• Set task: Set down all of the entries word for word, omitting the images they contain.

═════ Dataset records ═════

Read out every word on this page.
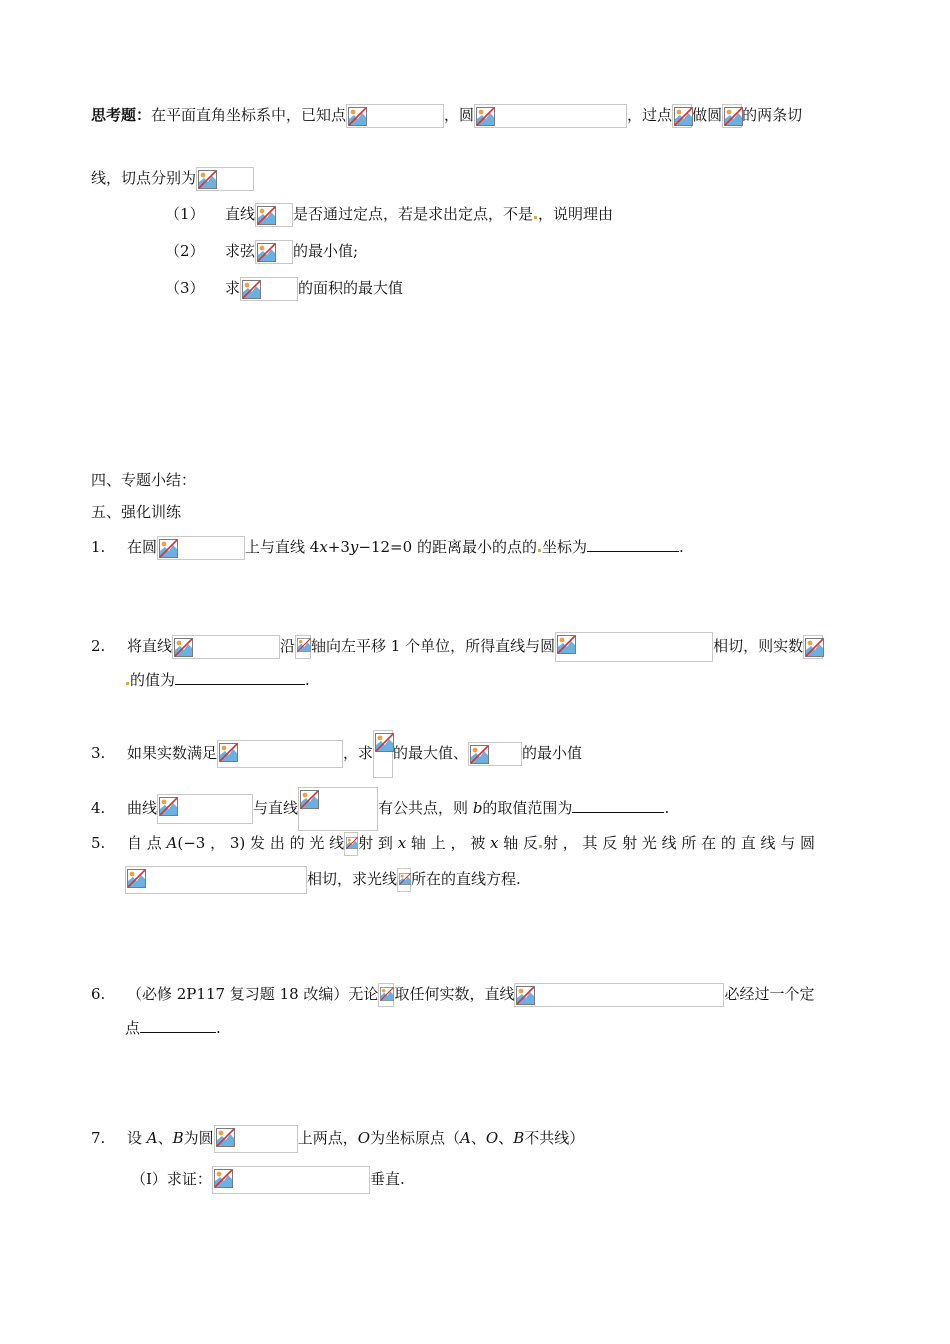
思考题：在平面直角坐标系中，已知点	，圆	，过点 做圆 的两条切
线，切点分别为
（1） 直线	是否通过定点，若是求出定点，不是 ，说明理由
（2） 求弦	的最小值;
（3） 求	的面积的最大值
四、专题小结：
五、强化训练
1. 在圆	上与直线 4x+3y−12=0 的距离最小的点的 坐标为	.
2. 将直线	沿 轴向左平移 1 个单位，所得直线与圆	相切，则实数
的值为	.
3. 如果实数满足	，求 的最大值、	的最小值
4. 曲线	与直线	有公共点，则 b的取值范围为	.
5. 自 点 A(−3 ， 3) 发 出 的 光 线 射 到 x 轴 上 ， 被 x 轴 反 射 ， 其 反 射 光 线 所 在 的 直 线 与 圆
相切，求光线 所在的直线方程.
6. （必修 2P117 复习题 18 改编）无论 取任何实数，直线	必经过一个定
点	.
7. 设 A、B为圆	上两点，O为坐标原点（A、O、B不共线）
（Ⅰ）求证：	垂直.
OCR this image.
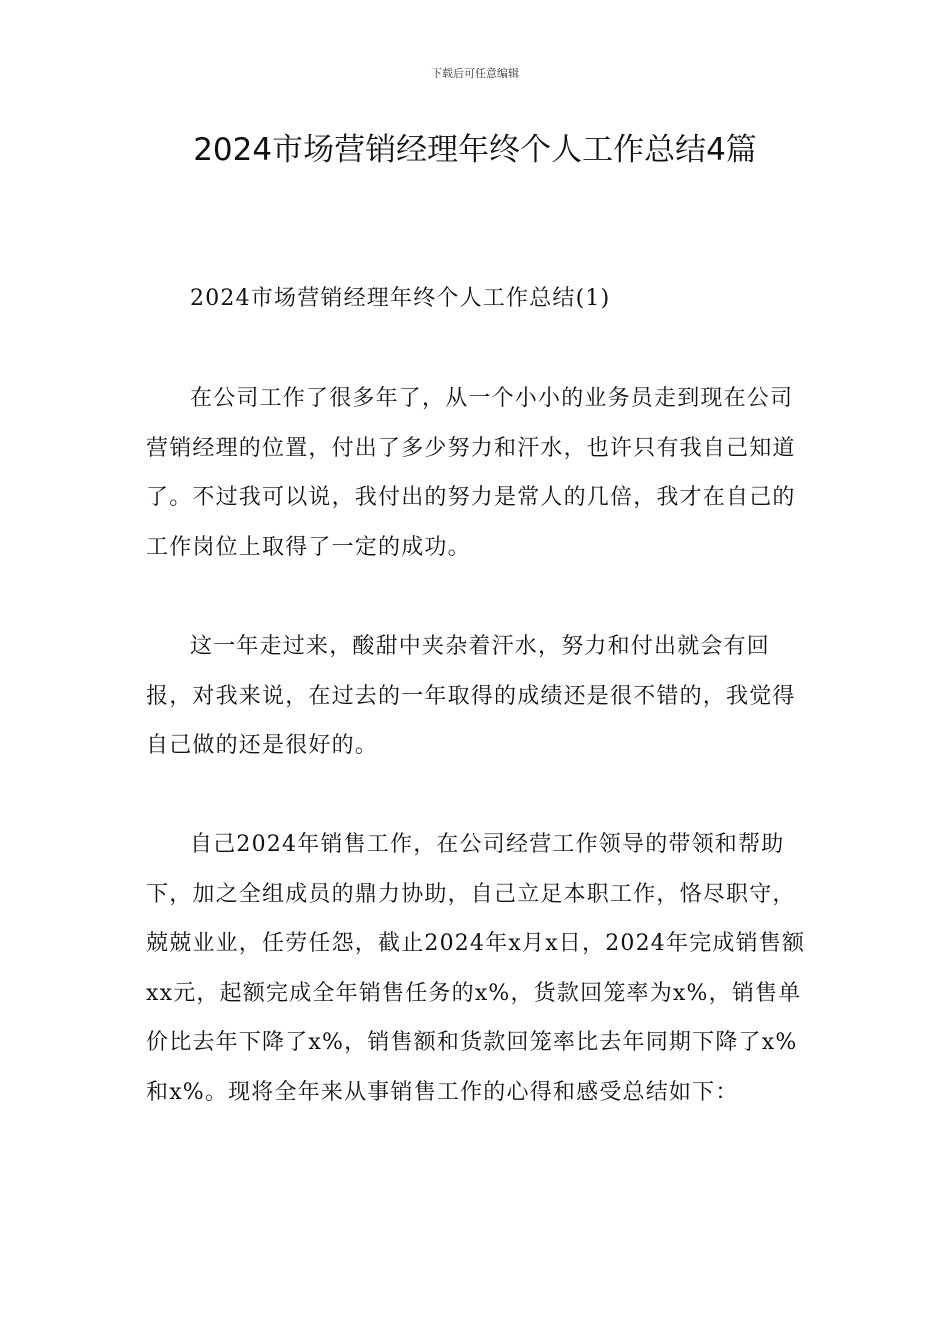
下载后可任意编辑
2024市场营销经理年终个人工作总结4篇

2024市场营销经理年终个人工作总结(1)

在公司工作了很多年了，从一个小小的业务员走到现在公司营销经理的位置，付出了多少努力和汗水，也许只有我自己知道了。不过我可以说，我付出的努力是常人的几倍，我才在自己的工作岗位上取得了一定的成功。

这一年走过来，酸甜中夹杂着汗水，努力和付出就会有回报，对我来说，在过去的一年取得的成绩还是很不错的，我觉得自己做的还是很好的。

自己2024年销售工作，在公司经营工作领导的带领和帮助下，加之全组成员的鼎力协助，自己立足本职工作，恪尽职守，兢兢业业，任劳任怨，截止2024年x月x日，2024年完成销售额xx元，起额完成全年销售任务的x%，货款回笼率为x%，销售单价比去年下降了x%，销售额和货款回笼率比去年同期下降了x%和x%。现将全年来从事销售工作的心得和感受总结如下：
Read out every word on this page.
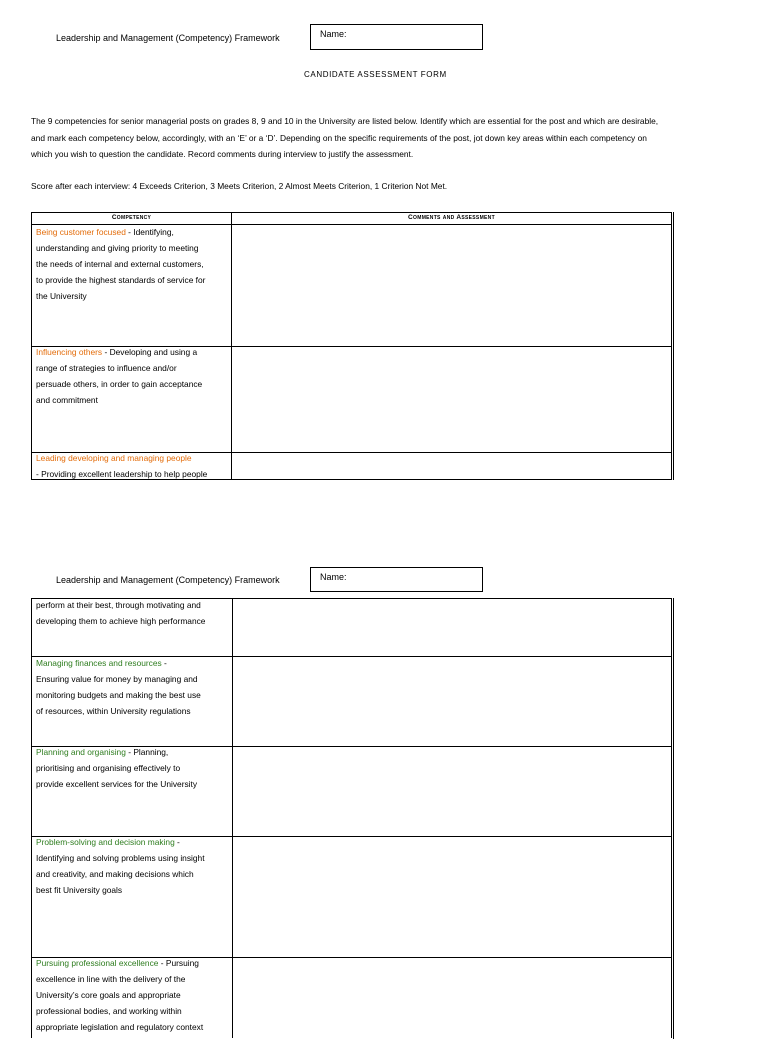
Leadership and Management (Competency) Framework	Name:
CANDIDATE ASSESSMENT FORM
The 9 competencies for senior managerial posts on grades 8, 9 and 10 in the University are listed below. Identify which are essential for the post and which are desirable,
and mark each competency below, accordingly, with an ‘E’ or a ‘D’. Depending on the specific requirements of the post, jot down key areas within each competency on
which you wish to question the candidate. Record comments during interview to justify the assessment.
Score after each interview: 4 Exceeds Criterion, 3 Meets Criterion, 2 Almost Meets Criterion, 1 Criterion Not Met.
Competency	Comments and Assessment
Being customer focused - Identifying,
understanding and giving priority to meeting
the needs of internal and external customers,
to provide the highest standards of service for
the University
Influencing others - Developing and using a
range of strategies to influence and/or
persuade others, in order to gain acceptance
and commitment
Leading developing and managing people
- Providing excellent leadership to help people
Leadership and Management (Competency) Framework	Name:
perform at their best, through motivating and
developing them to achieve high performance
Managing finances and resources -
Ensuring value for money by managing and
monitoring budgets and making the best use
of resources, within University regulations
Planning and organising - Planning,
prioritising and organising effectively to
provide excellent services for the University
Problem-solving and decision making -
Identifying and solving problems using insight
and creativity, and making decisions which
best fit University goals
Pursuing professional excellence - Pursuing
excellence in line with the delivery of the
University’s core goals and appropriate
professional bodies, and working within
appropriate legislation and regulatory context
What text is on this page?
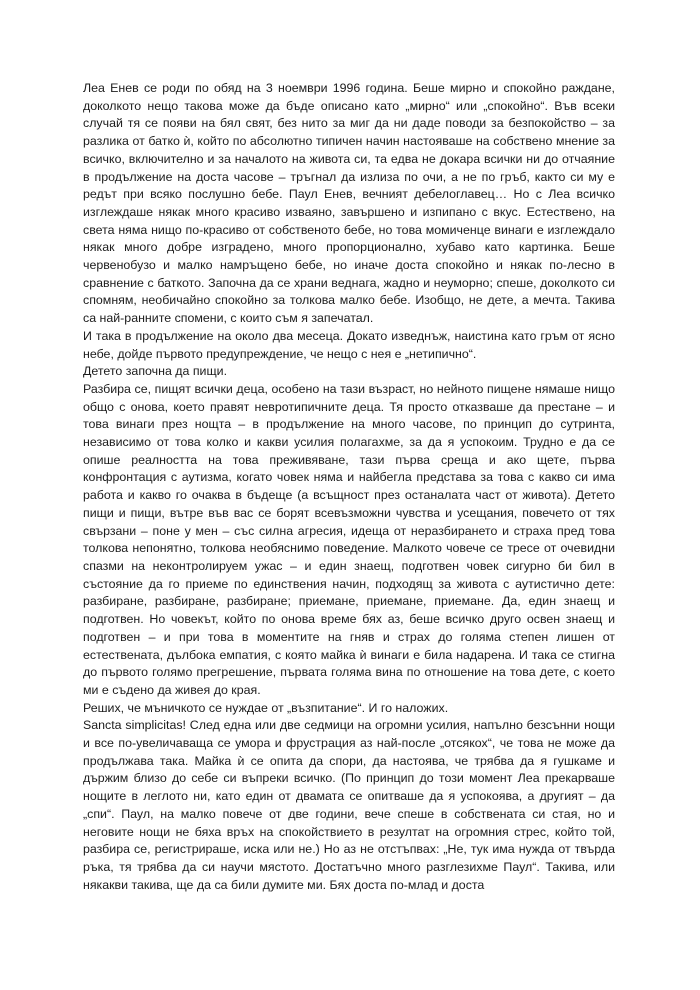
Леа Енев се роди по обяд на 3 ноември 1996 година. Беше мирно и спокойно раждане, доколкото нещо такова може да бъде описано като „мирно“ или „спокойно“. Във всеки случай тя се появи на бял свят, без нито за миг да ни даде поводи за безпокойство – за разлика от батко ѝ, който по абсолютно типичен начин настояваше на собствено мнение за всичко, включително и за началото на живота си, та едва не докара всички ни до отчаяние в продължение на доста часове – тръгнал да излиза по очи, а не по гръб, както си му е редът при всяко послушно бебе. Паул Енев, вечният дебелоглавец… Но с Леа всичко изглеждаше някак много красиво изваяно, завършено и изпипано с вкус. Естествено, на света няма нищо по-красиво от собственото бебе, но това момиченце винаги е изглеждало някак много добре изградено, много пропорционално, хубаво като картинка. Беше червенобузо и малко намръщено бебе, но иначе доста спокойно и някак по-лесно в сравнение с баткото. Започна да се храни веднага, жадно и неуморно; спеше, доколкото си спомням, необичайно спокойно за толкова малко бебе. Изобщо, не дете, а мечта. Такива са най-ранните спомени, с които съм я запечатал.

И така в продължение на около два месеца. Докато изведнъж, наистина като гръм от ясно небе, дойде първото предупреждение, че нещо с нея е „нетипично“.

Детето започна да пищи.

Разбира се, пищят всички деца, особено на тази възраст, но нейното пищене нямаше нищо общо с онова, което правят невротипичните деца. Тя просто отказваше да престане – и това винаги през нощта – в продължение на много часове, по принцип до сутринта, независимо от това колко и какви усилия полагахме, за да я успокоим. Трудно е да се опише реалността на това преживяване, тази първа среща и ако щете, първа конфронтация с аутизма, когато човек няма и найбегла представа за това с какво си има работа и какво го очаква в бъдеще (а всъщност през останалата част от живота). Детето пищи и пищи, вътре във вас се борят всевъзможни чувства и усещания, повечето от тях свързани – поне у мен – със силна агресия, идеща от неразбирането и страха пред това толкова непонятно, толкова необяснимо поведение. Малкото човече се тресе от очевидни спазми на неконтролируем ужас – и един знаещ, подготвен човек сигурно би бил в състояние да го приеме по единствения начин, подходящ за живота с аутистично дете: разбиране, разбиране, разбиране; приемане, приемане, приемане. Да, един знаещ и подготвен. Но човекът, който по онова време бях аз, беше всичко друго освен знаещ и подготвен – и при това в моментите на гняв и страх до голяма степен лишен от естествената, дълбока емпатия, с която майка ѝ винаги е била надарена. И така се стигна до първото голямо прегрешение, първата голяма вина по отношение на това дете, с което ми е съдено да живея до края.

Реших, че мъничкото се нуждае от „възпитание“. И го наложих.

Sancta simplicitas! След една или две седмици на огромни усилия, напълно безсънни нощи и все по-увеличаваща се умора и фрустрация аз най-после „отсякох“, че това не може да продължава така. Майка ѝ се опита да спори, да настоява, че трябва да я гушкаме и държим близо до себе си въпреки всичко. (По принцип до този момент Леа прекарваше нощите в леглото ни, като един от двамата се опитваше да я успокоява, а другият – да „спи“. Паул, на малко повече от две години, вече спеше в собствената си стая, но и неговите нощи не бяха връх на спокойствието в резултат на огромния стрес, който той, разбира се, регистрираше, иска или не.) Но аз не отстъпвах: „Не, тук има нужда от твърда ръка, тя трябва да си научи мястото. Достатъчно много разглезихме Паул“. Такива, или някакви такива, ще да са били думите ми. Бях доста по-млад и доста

═════

• Task response:
Read out every word on this page.
思考题：在平面直角坐标系中，已知点	，圆	，过点 做圆 的两条切
线，切点分别为
（1） 直线	是否通过定点，若是求出定点，不是 ，说明理由
（2） 求弦	的最小值;
（3） 求	的面积的最大值
四、专题小结：
五、强化训练
1. 在圆	上与直线 4x+3y−12=0 的距离最小的点的 坐标为	.
2. 将直线	沿 轴向左平移 1 个单位，所得直线与圆	相切，则实数
的值为	.
3. 如果实数满足	，求 的最大值、	的最小值
4. 曲线	与直线	有公共点，则 b的取值范围为	.
5. 自 点 A(−3 ， 3) 发 出 的 光 线 射 到 x 轴 上 ， 被 x 轴 反 射 ， 其 反 射 光 线 所 在 的 直 线 与 圆
相切，求光线 所在的直线方程.
6. （必修 2P117 复习题 18 改编）无论 取任何实数，直线	必经过一个定
点	.
7. 设 A、B为圆	上两点，O为坐标原点（A、O、B不共线）
（Ⅰ）求证：	垂直.
OCR this image.
下载后可任意编辑
2024市场营销经理年终个人工作总结4篇

2024市场营销经理年终个人工作总结(1)

在公司工作了很多年了，从一个小小的业务员走到现在公司营销经理的位置，付出了多少努力和汗水，也许只有我自己知道了。不过我可以说，我付出的努力是常人的几倍，我才在自己的工作岗位上取得了一定的成功。

这一年走过来，酸甜中夹杂着汗水，努力和付出就会有回报，对我来说，在过去的一年取得的成绩还是很不错的，我觉得自己做的还是很好的。

自己2024年销售工作，在公司经营工作领导的带领和帮助下，加之全组成员的鼎力协助，自己立足本职工作，恪尽职守，兢兢业业，任劳任怨，截止2024年x月x日，2024年完成销售额xx元，起额完成全年销售任务的x%，货款回笼率为x%，销售单价比去年下降了x%，销售额和货款回笼率比去年同期下降了x%和x%。现将全年来从事销售工作的心得和感受总结如下：
Read out every word on this page.
Leadership and Management (Competency) Framework	Name:
CANDIDATE ASSESSMENT FORM
The 9 competencies for senior managerial posts on grades 8, 9 and 10 in the University are listed below. Identify which are essential for the post and which are desirable,
and mark each competency below, accordingly, with an ‘E’ or a ‘D’. Depending on the specific requirements of the post, jot down key areas within each competency on
which you wish to question the candidate. Record comments during interview to justify the assessment.
Score after each interview: 4 Exceeds Criterion, 3 Meets Criterion, 2 Almost Meets Criterion, 1 Criterion Not Met.
Competency	Comments and Assessment
Being customer focused - Identifying,
understanding and giving priority to meeting
the needs of internal and external customers,
to provide the highest standards of service for
the University
Influencing others - Developing and using a
range of strategies to influence and/or
persuade others, in order to gain acceptance
and commitment
Leading developing and managing people
- Providing excellent leadership to help people
Leadership and Management (Competency) Framework	Name:
perform at their best, through motivating and
developing them to achieve high performance
Managing finances and resources -
Ensuring value for money by managing and
monitoring budgets and making the best use
of resources, within University regulations
Planning and organising - Planning,
prioritising and organising effectively to
provide excellent services for the University
Problem-solving and decision making -
Identifying and solving problems using insight
and creativity, and making decisions which
best fit University goals
Pursuing professional excellence - Pursuing
excellence in line with the delivery of the
University’s core goals and appropriate
professional bodies, and working within
appropriate legislation and regulatory context
What text is on this page?
Леа Енев се роди по обяд на 3 ноември 1996 година. Беше мирно и спокойно раждане, доколкото нещо такова може да бъде описано като „мирно“ или „спокойно“. Във всеки случай тя се появи на бял свят, без нито за миг да ни даде поводи за безпокойство – за разлика от батко ѝ, който по абсолютно типичен начин настояваше на собствено мнение за всичко, включително и за началото на живота си, та едва не докара всички ни до отчаяние в продължение на доста часове – тръгнал да излиза по очи, а не по гръб, както си му е редът при всяко послушно бебе. Паул Енев, вечният дебелоглавец… Но с Леа всичко изглеждаше някак много красиво изваяно, завършено и изпипано с вкус. Естествено, на света няма нищо по-красиво от собственото бебе, но това момиченце винаги е изглеждало някак много добре изградено, много пропорционално, хубаво като картинка. Беше червенобузо и малко намръщено бебе, но иначе доста спокойно и някак по-лесно в сравнение с баткото. Започна да се храни веднага, жадно и неуморно; спеше, доколкото си спомням, необичайно спокойно за толкова малко бебе. Изобщо, не дете, а мечта. Такива са най-ранните спомени, с които съм я запечатал.

И така в продължение на около два месеца. Докато изведнъж, наистина като гръм от ясно небе, дойде първото предупреждение, че нещо с нея е „нетипично“.

Детето започна да пищи.

Разбира се, пищят всички деца, особено на тази възраст, но нейното пищене нямаше нищо общо с онова, което правят невротипичните деца. Тя просто отказваше да престане – и това винаги през нощта – в продължение на много часове, по принцип до сутринта, независимо от това колко и какви усилия полагахме, за да я успокоим. Трудно е да се опише реалността на това преживяване, тази първа среща и ако щете, първа конфронтация с аутизма, когато човек няма и найбегла представа за това с какво си има работа и какво го очаква в бъдеще (а всъщност през останалата част от живота). Детето пищи и пищи, вътре във вас се борят всевъзможни чувства и усещания, повечето от тях свързани – поне у мен – със силна агресия, идеща от неразбирането и страха пред това толкова непонятно, толкова необяснимо поведение. Малкото човече се тресе от очевидни спазми на неконтролируем ужас – и един знаещ, подготвен човек сигурно би бил в състояние да го приеме по единствения начин, подходящ за живота с аутистично дете: разбиране, разбиране, разбиране; приемане, приемане, приемане. Да, един знаещ и подготвен. Но човекът, който по онова време бях аз, беше всичко друго освен знаещ и подготвен – и при това в моментите на гняв и страх до голяма степен лишен от естествената, дълбока емпатия, с която майка ѝ винаги е била надарена. И така се стигна до първото голямо прегрешение, първата голяма вина по отношение на това дете, с което ми е съдено да живея до края.

Реших, че мъничкото се нуждае от „възпитание“. И го наложих.

Sancta simplicitas! След една или две седмици на огромни усилия, напълно безсънни нощи и все по-увеличаваща се умора и фрустрация аз най-после „отсякох“, че това не може да продължава така. Майка ѝ се опита да спори, да настоява, че трябва да я гушкаме и държим близо до себе си въпреки всичко. (По принцип до този момент Леа прекарваше нощите в леглото ни, като един от двамата се опитваше да я успокоява, а другият – да „спи“. Паул, на малко повече от две години, вече спеше в собствената си стая, но и неговите нощи не бяха връх на спокойствието в резултат на огромния стрес, който той, разбира се, регистрираше, иска или не.) Но аз не отстъпвах: „Не, тук има нужда от твърда ръка, тя трябва да си научи мястото. Достатъчно много разглезихме Паул“. Такива, или някакви такива, ще да са били думите ми. Бях доста по-млад и доста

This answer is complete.